● Exercise prompt: Report the count of lines below in which the string "frac" occurs; include nothing else.

(Stored data)
..............................

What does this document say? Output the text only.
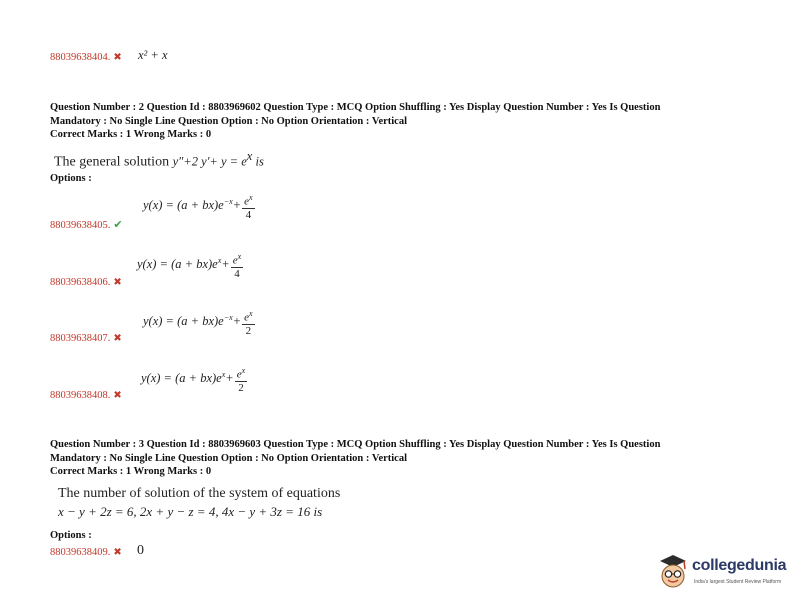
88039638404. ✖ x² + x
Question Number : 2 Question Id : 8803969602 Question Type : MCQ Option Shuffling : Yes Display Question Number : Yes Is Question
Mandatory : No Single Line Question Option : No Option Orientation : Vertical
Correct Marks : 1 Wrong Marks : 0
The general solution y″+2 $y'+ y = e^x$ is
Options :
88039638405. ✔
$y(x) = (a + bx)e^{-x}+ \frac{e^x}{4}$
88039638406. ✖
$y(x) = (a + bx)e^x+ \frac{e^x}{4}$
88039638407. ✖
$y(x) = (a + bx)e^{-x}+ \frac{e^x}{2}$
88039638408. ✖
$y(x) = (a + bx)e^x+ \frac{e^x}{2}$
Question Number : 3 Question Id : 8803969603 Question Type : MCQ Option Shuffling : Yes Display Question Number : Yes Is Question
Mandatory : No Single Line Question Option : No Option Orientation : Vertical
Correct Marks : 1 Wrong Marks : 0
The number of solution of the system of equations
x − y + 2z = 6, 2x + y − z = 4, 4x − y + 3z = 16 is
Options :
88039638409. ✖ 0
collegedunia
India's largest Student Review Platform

..............................

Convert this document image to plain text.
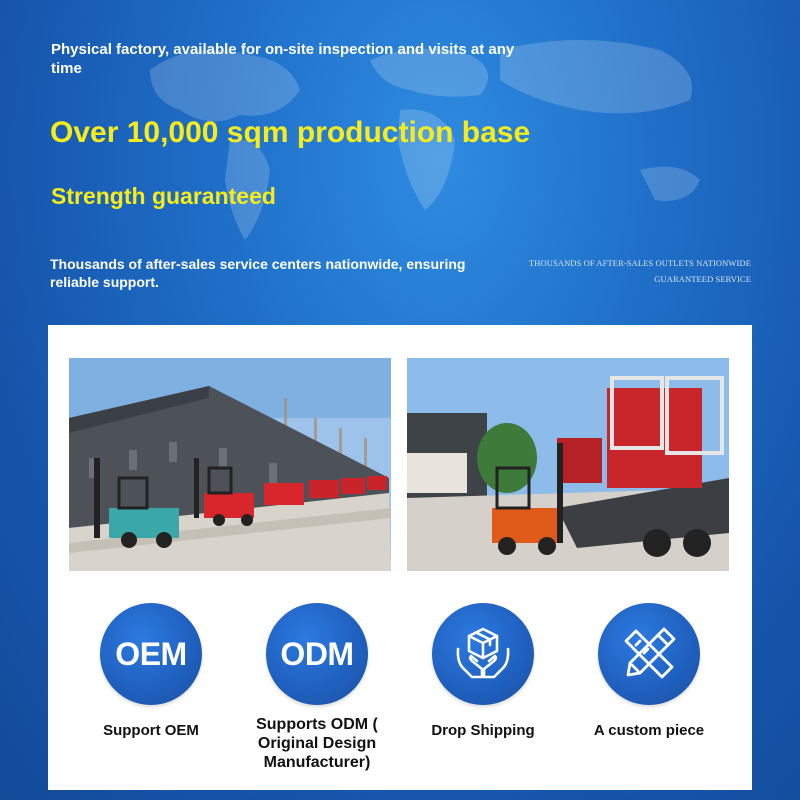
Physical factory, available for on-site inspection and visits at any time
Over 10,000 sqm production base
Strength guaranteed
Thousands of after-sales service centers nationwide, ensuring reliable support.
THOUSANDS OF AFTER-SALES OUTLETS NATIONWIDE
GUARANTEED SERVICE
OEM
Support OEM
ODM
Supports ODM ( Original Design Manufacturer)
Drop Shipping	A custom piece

..............................

● Result of this task: 4